**TASK BRIEF:** How many lines of the records below contain the word "Arrowroot"? Answer with the number alone.

* START DATA SHOWN *

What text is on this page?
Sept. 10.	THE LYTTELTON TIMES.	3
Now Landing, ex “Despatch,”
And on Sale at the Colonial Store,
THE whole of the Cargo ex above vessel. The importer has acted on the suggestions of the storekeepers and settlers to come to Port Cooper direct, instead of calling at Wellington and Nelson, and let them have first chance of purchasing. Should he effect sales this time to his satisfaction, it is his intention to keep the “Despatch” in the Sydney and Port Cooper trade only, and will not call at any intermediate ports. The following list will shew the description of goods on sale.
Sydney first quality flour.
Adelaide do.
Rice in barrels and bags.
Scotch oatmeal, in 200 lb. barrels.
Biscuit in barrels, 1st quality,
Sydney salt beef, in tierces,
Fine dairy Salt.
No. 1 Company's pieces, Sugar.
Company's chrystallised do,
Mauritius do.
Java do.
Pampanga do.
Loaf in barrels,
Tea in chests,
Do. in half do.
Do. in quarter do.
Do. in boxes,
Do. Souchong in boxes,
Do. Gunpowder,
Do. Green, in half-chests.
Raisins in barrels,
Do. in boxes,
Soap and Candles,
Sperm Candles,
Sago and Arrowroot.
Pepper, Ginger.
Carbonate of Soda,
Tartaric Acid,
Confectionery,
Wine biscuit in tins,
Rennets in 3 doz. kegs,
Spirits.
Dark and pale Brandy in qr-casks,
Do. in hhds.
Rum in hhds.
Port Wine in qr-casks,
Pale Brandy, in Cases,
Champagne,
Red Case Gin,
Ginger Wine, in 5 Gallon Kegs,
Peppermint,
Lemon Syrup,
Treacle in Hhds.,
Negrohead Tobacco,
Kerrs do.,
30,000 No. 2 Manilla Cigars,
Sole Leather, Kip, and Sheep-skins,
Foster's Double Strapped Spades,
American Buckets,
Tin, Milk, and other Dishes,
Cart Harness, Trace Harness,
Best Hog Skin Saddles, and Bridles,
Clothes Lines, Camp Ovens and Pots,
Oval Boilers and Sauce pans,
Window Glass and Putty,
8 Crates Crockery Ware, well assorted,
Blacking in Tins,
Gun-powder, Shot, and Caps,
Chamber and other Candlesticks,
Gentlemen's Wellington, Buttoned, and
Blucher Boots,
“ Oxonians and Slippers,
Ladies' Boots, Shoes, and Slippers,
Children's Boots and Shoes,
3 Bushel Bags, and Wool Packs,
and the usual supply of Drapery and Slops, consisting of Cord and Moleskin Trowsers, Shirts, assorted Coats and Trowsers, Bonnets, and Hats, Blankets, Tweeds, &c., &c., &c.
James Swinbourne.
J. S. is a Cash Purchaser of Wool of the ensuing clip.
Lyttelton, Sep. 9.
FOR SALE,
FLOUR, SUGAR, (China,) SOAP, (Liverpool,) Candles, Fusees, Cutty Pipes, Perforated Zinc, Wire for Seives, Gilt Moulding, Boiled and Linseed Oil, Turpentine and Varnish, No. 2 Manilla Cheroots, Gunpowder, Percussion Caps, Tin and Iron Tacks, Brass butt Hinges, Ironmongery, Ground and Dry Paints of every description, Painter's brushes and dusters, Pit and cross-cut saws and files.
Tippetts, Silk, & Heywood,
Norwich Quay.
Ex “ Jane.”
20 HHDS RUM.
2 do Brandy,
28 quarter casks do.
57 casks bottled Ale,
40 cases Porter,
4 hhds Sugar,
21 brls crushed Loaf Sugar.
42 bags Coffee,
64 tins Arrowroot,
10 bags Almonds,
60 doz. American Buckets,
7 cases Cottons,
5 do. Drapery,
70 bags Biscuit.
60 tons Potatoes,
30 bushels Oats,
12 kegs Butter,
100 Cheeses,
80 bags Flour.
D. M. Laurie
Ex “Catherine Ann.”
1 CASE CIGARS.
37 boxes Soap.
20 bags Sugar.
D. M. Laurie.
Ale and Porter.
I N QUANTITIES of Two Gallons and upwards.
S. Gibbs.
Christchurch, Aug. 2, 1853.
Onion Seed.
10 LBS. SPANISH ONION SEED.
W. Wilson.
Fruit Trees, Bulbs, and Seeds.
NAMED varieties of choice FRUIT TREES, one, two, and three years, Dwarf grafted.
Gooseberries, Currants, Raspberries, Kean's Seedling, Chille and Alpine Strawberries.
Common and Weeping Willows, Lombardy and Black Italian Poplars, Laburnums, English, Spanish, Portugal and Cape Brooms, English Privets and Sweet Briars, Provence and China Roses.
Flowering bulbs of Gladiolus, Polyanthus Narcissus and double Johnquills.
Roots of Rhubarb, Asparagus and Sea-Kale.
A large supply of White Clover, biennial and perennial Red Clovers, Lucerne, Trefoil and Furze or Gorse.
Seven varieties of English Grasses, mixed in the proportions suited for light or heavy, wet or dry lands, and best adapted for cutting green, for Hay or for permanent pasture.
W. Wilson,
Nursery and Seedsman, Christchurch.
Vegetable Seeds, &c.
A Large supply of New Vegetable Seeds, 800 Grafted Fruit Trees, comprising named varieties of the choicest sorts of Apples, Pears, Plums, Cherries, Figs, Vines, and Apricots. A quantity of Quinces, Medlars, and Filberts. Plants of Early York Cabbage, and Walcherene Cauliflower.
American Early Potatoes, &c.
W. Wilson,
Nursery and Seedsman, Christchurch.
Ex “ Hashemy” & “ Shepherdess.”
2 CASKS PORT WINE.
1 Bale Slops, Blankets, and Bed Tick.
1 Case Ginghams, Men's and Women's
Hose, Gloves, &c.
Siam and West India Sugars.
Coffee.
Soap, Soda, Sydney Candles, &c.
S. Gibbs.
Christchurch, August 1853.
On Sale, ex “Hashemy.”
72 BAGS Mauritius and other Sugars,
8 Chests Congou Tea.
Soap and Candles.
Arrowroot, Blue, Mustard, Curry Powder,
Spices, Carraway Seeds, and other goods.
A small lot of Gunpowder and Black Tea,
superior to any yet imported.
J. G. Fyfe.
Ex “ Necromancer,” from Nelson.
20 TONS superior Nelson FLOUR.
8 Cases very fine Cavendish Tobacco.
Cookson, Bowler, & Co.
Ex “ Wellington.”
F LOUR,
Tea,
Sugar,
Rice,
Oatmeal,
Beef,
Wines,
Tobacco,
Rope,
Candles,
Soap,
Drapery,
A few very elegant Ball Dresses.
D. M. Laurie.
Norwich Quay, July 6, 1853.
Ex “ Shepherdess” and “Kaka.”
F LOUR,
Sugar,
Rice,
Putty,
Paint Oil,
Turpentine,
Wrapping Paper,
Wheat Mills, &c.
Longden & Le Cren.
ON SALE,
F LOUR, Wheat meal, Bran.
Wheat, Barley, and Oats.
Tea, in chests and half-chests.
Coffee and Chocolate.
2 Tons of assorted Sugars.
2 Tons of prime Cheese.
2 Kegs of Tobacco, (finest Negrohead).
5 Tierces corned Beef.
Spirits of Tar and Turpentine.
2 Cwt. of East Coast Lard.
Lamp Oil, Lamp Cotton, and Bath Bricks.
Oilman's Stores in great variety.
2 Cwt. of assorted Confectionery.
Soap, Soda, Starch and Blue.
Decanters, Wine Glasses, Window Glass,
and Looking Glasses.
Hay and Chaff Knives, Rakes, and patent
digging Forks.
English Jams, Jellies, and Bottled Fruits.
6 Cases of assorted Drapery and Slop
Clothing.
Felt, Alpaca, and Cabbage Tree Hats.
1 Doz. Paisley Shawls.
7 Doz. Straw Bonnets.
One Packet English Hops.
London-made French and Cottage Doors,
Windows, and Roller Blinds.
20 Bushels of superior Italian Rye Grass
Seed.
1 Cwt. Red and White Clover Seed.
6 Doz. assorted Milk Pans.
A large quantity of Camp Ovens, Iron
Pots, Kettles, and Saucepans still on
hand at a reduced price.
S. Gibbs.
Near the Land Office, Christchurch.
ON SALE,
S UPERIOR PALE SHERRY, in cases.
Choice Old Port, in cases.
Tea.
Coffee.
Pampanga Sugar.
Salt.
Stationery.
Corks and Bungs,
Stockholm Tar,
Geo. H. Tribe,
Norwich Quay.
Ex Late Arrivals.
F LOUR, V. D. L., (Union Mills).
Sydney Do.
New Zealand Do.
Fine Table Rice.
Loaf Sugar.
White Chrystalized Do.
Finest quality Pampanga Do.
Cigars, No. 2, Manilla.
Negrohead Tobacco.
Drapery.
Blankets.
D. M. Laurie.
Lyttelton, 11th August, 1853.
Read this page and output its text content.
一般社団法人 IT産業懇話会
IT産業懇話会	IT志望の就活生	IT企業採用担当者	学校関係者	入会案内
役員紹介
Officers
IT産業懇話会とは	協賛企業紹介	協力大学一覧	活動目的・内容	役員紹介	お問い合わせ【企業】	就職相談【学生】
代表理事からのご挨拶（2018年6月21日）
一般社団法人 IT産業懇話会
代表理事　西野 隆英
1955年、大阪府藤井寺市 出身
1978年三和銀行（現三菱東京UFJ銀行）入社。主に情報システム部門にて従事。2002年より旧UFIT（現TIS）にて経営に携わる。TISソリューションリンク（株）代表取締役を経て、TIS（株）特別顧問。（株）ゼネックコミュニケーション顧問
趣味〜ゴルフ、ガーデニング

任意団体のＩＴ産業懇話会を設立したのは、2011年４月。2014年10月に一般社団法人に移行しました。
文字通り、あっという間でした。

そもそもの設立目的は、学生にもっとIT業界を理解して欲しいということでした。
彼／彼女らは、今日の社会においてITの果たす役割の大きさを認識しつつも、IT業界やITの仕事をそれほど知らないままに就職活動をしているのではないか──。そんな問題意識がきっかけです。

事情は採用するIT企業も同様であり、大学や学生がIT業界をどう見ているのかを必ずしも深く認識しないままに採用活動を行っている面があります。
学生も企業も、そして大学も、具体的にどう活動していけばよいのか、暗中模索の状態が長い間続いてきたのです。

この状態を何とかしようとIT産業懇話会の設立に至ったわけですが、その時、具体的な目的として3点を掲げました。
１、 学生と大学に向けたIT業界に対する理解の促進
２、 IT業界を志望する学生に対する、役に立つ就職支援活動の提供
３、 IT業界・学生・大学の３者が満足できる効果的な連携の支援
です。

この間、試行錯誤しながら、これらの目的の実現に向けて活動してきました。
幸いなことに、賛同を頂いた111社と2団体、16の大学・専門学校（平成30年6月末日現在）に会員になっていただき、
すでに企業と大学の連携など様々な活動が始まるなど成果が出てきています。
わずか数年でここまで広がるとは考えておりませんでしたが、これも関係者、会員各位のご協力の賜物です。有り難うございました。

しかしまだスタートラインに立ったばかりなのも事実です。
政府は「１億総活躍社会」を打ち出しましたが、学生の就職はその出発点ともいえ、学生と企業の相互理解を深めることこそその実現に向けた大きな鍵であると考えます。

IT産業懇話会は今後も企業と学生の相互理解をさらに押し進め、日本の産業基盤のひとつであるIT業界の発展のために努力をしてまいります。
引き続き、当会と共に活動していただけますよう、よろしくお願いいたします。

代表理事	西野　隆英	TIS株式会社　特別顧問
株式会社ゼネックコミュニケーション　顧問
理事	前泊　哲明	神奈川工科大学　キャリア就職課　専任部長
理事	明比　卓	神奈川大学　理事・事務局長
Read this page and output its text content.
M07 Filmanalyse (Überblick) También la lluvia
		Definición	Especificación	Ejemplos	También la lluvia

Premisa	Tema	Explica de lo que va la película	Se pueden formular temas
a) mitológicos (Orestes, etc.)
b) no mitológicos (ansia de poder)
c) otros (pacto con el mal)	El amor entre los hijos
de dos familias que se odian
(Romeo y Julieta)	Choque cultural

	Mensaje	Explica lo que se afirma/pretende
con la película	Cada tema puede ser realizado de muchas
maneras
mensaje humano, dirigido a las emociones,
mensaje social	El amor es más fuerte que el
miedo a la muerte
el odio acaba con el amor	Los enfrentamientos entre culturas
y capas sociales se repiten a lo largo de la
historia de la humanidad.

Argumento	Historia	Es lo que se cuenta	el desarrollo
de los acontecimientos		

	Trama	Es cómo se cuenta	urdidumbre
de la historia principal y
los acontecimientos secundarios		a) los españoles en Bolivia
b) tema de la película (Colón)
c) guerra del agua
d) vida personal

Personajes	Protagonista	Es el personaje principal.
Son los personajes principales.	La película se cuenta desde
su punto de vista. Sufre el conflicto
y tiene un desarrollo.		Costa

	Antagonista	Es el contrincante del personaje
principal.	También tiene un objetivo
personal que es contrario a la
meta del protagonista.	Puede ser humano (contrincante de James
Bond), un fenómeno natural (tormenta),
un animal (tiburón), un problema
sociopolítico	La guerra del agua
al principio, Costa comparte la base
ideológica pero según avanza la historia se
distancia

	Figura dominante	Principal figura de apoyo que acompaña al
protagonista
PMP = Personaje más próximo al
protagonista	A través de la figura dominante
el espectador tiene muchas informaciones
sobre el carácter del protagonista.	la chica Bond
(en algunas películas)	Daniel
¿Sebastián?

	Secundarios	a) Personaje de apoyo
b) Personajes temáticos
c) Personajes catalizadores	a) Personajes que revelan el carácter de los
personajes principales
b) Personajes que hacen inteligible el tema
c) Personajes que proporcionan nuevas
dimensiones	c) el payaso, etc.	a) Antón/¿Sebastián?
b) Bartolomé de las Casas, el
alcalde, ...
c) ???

* END DATA SHOWN *

**ANSWER IN FULL:** 3